• **Goal**: In the listing below, pick out lines with "комедии".

• **Task inputs**:
****************
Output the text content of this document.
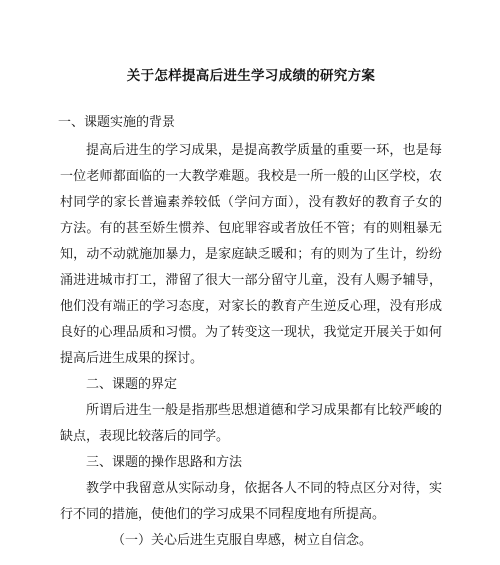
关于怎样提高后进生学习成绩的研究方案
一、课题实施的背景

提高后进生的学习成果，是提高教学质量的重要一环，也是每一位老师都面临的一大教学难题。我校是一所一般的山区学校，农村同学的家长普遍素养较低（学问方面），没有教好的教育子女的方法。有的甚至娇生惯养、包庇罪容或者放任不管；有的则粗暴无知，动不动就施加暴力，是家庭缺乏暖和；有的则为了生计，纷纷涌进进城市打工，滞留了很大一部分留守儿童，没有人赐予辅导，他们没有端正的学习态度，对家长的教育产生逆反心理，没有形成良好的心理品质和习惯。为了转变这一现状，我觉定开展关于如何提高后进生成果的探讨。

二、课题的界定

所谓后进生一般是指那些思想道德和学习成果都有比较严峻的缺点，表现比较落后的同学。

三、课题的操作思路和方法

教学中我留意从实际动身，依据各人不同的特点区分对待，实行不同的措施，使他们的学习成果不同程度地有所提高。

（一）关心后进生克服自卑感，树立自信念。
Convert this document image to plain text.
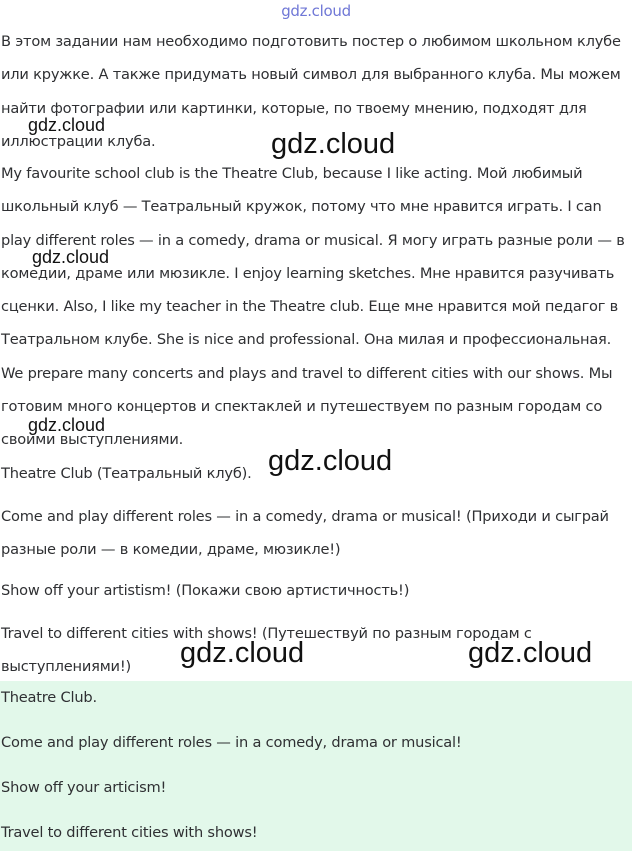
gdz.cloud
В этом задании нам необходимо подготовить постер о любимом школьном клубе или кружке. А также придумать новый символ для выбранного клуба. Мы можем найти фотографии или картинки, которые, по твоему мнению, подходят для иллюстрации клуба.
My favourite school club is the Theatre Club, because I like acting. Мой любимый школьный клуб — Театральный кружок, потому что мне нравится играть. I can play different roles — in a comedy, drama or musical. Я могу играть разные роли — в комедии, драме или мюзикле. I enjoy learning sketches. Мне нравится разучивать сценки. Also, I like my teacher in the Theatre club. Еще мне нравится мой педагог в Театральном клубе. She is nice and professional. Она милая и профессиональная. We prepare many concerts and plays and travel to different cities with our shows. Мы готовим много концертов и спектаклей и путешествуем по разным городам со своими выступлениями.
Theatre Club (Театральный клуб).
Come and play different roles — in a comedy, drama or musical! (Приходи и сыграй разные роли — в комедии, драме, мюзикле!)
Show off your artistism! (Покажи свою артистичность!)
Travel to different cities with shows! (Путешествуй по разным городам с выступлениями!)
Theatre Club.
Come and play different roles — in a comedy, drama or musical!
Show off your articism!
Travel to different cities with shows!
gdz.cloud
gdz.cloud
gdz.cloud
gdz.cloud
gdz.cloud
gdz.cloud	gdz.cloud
****************
• **Exercise response**:
My favourite school club is the Theatre Club, because I like acting. Мой любимый школьный клуб — Театральный кружок, потому что мне нравится играть. I can play different roles — in a comedy, drama or musical. Я могу играть разные роли — в комедии, драме или мюзикле. I enjoy learning sketches. Мне нравится разучивать сценки. Also, I like my teacher in the Theatre club. Еще мне нравится мой педагог в Театральном клубе. She is nice and professional. Она милая и профессиональная. We prepare many concerts and plays and travel to different cities with our shows. Мы готовим много концертов и спектаклей и путешествуем по разным городам со своими выступлениями.
Come and play different roles — in a comedy, drama or musical! (Приходи и сыграй разные роли — в комедии, драме, мюзикле!)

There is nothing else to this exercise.